Stored dataset items:

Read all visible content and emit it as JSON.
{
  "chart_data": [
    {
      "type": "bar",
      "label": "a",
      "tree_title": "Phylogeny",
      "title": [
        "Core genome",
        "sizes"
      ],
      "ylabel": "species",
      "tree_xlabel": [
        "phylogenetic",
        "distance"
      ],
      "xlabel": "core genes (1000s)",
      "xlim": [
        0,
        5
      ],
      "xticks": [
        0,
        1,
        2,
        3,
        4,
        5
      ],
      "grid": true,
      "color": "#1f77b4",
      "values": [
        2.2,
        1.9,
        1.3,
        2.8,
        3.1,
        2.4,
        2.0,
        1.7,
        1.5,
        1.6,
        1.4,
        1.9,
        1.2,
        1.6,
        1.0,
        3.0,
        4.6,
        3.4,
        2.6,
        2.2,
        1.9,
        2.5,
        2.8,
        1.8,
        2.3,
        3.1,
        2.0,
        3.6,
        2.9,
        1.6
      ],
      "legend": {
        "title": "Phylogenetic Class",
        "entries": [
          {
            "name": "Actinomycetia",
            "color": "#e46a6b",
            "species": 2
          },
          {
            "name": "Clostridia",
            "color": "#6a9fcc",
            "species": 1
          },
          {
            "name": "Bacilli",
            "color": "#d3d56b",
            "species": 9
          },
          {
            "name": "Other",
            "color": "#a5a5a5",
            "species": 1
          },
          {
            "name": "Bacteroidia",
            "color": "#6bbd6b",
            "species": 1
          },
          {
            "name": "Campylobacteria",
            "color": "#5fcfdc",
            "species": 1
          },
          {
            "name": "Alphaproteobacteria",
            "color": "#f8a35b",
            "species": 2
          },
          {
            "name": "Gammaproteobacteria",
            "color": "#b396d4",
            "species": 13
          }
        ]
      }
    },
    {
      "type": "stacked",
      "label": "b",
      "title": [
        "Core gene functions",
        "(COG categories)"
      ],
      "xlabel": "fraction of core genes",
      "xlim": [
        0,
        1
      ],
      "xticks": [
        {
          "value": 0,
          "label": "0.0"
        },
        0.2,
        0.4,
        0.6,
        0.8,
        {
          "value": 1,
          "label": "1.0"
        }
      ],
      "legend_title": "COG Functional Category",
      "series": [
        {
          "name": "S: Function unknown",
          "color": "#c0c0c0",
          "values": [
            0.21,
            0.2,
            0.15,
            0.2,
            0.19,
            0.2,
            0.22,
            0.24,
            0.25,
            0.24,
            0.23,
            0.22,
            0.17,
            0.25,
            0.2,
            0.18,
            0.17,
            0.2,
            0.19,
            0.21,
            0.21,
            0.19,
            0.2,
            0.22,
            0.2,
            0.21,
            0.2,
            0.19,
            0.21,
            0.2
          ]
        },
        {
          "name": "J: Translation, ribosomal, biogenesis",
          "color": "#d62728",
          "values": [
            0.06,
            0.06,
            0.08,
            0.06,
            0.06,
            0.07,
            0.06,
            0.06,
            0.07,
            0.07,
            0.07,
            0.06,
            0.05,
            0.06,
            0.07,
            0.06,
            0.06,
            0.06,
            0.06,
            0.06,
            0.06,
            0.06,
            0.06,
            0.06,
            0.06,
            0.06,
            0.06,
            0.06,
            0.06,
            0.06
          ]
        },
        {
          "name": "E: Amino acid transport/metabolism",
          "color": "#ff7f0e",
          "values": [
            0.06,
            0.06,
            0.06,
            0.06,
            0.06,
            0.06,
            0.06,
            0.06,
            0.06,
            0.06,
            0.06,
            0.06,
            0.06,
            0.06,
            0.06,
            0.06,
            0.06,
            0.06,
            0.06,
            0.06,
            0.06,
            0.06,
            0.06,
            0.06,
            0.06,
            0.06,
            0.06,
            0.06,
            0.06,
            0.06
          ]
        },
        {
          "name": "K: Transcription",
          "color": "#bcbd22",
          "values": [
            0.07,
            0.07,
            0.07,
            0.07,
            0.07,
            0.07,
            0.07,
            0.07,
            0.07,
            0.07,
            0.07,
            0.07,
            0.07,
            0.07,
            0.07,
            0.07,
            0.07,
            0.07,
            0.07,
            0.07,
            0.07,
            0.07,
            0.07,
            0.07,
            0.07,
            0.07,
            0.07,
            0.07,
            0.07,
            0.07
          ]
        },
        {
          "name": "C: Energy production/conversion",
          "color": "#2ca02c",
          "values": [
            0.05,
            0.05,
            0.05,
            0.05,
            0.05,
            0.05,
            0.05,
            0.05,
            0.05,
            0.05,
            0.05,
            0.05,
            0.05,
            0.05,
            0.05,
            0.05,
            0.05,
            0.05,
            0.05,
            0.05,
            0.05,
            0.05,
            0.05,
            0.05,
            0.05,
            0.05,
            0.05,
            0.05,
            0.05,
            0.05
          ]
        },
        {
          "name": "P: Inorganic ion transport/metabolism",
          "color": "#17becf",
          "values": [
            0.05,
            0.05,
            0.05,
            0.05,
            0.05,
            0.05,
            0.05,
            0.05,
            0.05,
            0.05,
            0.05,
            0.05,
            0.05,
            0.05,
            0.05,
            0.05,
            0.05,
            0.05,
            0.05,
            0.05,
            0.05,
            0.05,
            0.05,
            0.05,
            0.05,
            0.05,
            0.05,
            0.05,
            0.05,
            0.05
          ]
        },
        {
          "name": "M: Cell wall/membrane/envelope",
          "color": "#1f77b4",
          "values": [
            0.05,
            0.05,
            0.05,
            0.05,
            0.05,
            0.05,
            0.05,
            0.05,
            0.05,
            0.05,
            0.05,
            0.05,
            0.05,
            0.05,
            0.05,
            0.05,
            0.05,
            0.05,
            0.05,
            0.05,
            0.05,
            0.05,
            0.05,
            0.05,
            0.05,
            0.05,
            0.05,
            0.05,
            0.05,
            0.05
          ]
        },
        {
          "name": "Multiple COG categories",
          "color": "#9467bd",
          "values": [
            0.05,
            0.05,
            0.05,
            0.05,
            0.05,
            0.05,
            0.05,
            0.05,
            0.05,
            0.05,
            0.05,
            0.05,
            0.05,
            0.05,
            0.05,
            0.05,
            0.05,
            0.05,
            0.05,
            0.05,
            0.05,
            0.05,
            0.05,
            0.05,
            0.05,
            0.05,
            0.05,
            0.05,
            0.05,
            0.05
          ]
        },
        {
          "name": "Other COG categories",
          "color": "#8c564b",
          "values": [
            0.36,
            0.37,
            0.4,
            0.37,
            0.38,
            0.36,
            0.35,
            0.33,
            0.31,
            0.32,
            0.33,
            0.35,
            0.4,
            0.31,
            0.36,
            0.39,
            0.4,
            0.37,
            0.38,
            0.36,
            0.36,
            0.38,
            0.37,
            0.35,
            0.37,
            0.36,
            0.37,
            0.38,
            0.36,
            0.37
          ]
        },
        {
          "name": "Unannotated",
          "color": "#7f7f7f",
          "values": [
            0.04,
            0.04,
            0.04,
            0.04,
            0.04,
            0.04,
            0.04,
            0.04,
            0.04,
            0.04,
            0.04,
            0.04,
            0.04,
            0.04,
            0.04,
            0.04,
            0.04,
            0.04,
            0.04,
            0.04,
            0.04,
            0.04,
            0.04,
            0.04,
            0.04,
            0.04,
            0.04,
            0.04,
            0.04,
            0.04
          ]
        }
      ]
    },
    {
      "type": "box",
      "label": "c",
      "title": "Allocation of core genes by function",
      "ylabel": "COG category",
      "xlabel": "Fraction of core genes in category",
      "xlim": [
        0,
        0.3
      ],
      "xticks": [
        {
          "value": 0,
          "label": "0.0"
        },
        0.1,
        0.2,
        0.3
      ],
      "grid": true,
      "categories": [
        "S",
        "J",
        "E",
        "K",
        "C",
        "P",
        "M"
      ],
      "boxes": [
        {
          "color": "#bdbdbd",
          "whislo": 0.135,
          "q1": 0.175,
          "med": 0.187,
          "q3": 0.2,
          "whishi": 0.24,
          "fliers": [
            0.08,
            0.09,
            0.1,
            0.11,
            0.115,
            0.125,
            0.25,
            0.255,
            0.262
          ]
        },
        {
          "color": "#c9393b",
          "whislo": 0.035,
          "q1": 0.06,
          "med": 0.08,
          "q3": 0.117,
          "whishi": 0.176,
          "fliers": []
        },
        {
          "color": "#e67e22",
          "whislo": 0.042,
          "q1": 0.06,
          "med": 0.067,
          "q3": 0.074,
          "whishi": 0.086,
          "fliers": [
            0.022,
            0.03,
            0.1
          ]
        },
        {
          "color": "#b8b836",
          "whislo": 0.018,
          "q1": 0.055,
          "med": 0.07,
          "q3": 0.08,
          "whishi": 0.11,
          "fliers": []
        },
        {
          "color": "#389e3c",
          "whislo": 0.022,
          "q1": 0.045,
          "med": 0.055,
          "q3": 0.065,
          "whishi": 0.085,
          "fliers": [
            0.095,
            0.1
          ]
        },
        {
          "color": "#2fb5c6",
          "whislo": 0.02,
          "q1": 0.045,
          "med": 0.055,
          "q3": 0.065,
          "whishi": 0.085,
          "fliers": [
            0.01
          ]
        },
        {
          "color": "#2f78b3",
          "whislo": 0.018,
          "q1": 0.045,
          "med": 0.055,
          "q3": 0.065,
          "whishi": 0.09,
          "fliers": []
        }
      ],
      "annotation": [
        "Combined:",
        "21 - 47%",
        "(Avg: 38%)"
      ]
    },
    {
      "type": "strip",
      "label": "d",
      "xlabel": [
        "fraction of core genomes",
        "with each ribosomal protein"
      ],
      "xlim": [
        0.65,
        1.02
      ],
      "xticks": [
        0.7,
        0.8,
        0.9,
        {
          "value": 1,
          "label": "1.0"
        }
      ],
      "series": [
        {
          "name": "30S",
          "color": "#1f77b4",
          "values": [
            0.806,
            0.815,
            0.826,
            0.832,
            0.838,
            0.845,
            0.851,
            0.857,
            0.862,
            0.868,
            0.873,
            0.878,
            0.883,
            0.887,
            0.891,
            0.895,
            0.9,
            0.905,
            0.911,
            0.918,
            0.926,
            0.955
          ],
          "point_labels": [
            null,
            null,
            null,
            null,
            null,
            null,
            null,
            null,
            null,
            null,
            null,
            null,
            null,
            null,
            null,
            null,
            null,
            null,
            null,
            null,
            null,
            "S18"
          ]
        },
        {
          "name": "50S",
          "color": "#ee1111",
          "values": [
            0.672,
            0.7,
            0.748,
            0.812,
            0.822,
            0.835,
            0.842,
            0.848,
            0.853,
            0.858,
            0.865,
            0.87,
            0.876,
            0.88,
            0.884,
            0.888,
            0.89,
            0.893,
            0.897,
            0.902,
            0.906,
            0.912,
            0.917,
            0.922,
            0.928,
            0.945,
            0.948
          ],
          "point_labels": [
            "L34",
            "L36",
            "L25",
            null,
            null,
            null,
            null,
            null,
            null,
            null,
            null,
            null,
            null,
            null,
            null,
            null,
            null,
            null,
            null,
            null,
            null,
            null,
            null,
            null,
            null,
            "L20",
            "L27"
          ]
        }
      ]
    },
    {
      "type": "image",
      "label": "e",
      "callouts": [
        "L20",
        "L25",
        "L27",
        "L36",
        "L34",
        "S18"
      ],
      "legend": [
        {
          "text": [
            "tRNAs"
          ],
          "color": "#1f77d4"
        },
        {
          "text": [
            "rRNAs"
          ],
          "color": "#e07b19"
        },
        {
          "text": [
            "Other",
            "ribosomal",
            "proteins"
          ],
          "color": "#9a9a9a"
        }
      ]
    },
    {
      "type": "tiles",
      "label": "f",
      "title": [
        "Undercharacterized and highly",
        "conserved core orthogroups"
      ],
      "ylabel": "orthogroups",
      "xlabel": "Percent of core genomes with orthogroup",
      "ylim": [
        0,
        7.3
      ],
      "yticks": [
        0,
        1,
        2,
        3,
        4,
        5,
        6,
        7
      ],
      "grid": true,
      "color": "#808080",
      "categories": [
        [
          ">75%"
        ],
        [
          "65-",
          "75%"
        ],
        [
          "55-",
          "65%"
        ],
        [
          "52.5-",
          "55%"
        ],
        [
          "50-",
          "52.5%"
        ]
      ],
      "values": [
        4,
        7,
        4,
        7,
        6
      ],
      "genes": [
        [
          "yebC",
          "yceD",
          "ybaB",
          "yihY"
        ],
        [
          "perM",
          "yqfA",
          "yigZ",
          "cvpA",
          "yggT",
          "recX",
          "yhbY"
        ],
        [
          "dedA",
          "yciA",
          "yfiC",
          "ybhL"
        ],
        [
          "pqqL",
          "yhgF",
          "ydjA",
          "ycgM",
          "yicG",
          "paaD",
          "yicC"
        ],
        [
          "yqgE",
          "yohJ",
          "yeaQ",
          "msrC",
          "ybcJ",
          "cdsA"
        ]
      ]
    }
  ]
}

Task prompt: Read through the data and copy every line where "ylabel" shows up.

Output of the task:
      "ylabel": "species",
      "ylabel": "COG category",
      "ylabel": "orthogroups",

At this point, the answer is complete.